§ PROVIDED DATA:

--*--

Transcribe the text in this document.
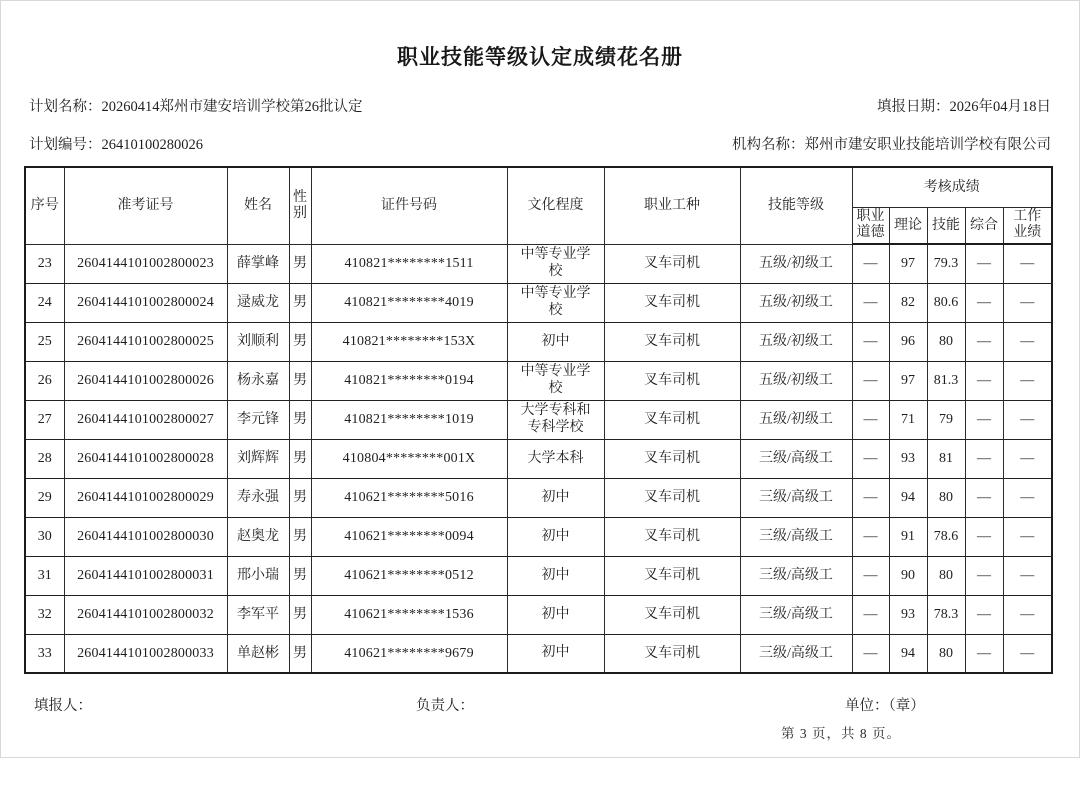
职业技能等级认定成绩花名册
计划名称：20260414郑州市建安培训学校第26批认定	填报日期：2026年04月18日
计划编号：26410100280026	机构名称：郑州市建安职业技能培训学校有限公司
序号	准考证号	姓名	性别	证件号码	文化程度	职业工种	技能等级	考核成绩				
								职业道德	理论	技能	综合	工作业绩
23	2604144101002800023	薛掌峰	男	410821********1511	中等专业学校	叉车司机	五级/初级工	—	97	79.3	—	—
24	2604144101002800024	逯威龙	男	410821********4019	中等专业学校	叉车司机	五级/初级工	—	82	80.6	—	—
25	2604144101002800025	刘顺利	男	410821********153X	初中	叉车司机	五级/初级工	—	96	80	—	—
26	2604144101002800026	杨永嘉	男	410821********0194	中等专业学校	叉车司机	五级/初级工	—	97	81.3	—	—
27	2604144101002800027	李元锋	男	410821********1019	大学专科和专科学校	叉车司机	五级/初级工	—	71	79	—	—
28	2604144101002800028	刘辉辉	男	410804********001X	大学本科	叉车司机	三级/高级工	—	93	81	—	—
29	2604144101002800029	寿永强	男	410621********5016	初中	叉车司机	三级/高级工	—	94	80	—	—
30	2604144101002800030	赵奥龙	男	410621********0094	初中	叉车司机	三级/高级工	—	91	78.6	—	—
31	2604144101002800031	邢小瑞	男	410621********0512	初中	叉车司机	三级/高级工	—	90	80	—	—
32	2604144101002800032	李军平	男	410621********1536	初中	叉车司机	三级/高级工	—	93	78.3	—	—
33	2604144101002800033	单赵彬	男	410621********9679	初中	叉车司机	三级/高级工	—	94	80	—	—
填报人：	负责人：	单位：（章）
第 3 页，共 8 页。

--*--

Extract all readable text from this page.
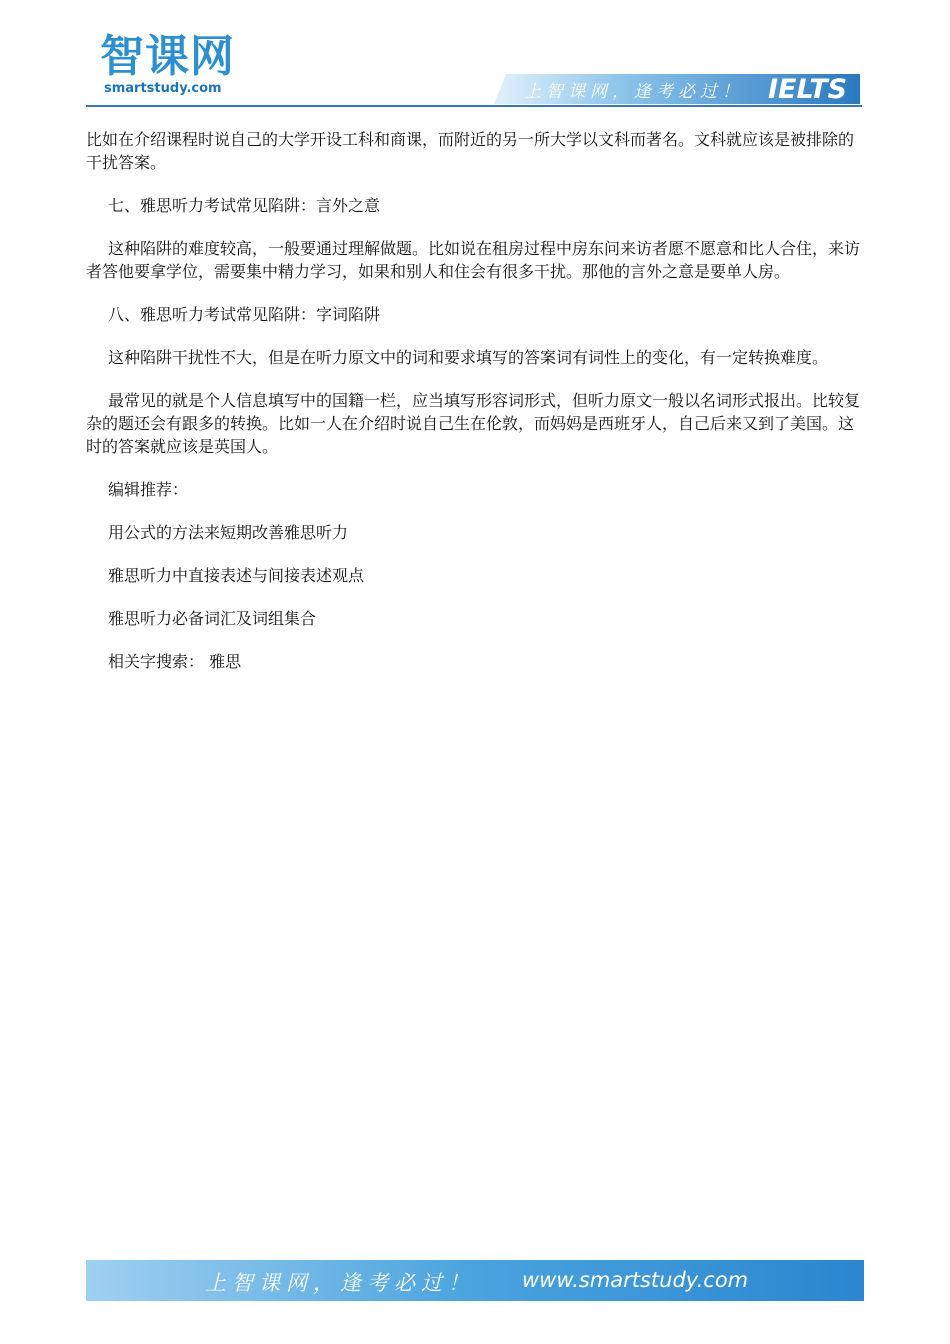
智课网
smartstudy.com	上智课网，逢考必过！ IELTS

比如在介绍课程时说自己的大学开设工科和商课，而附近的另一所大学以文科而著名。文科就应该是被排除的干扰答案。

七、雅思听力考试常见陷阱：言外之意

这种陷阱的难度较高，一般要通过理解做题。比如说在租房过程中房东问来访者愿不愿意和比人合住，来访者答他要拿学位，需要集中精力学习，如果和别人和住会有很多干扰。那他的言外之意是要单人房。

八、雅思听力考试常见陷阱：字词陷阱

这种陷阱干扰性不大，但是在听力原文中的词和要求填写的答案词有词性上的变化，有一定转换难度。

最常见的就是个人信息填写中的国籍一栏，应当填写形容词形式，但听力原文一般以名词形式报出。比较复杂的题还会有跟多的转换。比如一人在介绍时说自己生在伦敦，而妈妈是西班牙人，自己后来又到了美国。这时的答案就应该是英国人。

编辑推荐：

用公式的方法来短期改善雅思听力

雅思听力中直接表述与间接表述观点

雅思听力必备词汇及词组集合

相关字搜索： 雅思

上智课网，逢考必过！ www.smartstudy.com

--*--

§ AIM OF THE TASK:
Return each line of the data that contains the string "上智课网".

§ ANSWER TO THIS TASK:
smartstudy.com	上智课网，逢考必过！ IELTS
上智课网，逢考必过！ www.smartstudy.com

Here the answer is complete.